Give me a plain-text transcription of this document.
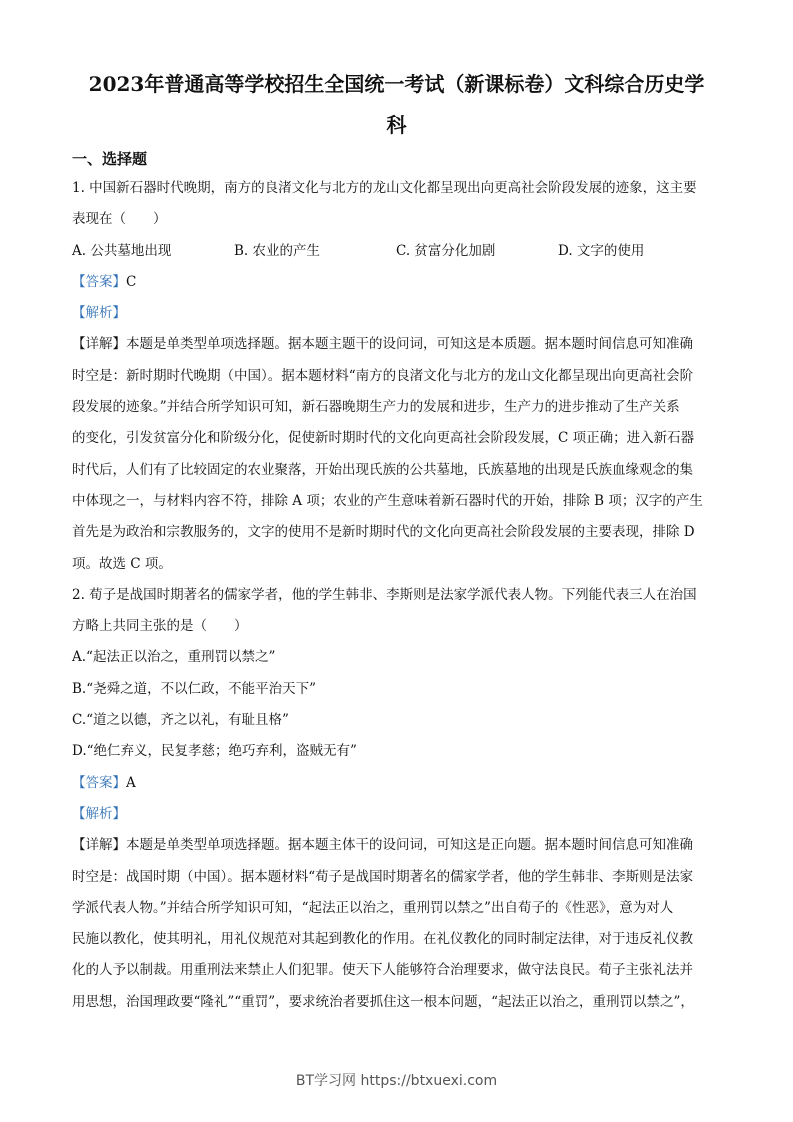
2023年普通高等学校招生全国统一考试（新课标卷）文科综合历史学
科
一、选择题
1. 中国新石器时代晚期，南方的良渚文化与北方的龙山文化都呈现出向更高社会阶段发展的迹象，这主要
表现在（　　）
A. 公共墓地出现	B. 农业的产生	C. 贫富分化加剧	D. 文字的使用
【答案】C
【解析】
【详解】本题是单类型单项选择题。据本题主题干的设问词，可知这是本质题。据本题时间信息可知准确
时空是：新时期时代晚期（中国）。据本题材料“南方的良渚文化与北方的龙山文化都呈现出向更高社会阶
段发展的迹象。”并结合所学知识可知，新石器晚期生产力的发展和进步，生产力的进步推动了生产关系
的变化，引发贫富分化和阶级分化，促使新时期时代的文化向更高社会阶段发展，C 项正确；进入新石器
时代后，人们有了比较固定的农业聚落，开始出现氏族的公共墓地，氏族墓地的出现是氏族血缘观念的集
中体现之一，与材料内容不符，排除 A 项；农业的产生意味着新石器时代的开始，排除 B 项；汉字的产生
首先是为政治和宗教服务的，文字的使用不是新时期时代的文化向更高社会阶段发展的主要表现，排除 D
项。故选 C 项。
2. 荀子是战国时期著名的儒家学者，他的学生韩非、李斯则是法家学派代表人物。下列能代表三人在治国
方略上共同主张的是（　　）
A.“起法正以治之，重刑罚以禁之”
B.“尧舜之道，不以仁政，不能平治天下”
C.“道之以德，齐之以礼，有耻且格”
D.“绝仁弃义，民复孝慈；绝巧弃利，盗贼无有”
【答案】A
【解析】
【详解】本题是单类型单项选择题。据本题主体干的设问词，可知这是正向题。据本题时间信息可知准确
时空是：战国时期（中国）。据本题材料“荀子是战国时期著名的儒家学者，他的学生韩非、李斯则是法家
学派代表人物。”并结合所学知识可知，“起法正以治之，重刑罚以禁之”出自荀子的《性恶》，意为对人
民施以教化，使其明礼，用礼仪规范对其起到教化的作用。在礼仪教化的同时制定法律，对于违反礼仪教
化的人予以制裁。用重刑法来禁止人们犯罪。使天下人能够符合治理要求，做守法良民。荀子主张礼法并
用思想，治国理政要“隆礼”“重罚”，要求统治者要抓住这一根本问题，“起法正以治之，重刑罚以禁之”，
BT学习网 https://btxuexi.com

::::::::

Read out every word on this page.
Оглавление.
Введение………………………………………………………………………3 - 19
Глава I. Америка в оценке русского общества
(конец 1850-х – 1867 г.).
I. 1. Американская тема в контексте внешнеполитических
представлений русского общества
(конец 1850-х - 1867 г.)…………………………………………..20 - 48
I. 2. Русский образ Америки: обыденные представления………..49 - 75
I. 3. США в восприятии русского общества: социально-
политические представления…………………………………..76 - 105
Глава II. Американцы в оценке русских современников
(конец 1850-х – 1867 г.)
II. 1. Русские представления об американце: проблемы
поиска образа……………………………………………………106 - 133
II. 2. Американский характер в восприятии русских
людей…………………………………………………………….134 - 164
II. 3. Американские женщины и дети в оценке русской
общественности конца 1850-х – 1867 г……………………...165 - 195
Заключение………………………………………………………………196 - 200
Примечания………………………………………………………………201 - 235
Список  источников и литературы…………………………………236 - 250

::::::::

*EXERCISE*:
Your task is to collect every line above that contains the word "他的学生韩非".

*COMPLETE ANSWER*:
2. 荀子是战国时期著名的儒家学者，他的学生韩非、李斯则是法家学派代表人物。下列能代表三人在治国
时空是：战国时期（中国）。据本题材料“荀子是战国时期著名的儒家学者，他的学生韩非、李斯则是法家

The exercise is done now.